TASK DESCRIPTION: Locate all lines with the word "over" and copy them out.

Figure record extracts

════════════════

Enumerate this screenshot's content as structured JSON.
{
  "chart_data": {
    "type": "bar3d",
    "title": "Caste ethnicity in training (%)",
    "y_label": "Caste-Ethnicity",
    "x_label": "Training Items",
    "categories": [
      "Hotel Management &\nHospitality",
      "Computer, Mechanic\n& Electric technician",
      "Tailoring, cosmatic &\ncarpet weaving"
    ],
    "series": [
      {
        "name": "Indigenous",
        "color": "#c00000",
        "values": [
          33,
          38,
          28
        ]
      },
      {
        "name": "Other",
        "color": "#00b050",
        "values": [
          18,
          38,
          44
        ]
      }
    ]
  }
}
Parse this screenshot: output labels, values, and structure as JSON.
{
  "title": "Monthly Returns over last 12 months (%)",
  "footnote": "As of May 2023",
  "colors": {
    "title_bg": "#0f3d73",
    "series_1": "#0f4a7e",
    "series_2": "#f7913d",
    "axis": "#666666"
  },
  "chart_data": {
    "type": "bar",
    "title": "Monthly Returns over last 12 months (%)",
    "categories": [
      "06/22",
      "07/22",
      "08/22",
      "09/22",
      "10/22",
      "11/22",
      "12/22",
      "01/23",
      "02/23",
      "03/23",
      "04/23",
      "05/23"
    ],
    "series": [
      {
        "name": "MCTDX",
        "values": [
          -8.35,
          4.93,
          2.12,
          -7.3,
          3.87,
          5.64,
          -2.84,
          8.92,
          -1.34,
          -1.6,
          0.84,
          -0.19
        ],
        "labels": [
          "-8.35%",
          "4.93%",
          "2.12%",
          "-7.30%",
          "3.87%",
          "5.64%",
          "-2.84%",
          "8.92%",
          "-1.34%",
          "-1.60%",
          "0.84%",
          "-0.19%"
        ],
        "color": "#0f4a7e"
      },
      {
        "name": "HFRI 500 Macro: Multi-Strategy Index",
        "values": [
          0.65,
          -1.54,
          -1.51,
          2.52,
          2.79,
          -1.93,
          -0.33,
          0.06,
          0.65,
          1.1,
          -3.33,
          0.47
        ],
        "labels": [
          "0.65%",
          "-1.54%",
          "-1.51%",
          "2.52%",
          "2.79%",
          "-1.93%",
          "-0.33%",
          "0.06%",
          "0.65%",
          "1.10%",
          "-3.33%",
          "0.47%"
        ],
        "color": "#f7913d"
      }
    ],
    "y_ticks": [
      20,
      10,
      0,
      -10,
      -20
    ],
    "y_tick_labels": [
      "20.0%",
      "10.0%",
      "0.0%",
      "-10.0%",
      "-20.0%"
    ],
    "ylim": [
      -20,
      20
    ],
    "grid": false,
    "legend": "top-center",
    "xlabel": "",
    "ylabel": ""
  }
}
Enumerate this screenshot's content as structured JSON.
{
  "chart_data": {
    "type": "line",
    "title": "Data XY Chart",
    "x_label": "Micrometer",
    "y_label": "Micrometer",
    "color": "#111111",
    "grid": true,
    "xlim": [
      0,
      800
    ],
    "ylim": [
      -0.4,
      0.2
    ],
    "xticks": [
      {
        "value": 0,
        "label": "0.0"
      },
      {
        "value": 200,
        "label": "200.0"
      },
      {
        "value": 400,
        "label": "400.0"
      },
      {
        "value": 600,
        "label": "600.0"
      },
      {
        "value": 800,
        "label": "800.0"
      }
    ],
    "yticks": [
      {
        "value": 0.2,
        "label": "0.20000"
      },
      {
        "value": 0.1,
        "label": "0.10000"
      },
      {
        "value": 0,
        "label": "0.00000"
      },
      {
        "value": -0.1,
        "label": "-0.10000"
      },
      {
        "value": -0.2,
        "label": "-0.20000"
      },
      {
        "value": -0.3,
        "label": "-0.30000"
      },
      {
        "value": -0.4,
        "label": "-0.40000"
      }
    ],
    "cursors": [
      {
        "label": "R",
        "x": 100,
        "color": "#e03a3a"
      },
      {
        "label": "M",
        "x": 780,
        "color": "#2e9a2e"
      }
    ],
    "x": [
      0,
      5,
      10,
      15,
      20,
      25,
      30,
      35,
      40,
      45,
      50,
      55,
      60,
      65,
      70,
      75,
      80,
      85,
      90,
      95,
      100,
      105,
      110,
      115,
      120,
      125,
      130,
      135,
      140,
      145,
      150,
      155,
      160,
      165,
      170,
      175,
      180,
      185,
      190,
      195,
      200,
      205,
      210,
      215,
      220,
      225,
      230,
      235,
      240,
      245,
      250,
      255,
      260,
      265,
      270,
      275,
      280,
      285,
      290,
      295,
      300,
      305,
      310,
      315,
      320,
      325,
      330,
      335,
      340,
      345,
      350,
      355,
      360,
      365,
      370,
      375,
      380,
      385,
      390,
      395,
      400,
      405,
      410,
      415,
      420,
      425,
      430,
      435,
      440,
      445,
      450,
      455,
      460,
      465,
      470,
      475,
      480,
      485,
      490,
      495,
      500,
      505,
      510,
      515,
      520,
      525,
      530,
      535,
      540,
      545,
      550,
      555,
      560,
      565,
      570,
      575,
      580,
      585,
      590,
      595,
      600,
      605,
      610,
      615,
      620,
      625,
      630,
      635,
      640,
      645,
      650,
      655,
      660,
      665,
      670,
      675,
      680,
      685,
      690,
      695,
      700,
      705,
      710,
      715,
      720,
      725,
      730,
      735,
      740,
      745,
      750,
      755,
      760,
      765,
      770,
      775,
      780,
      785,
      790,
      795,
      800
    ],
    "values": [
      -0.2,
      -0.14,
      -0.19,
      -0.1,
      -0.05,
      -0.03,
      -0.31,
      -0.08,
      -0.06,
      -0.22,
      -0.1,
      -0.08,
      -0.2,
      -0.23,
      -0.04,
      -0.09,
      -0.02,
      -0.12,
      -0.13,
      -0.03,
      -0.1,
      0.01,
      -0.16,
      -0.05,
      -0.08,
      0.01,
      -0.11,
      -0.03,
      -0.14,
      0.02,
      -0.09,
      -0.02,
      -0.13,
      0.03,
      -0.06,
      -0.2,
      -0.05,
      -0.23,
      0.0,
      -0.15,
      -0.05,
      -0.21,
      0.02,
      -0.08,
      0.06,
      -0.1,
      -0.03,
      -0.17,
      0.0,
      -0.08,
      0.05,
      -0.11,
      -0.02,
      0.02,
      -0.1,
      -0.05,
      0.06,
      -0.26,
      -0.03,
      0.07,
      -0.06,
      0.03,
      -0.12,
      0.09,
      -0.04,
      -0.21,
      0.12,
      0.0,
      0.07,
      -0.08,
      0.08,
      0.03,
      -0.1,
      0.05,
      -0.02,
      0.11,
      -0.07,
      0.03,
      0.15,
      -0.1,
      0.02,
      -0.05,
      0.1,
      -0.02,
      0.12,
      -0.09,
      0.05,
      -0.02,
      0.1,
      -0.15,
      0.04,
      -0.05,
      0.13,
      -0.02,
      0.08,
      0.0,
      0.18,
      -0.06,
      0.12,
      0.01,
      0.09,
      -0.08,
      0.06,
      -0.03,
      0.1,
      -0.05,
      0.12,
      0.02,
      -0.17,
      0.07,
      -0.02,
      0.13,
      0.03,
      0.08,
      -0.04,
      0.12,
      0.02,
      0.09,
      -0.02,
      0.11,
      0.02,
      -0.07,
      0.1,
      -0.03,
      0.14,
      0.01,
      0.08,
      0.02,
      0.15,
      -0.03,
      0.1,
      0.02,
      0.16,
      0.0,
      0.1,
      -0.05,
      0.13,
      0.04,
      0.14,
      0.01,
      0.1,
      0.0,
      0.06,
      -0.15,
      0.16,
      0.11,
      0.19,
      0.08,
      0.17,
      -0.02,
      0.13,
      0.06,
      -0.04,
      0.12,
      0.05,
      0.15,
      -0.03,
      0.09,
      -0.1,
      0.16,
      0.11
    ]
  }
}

════════════════

EXERCISE ANSWER:
  "title": "Monthly Returns over last 12 months (%)",
    "title": "Monthly Returns over last 12 months (%)",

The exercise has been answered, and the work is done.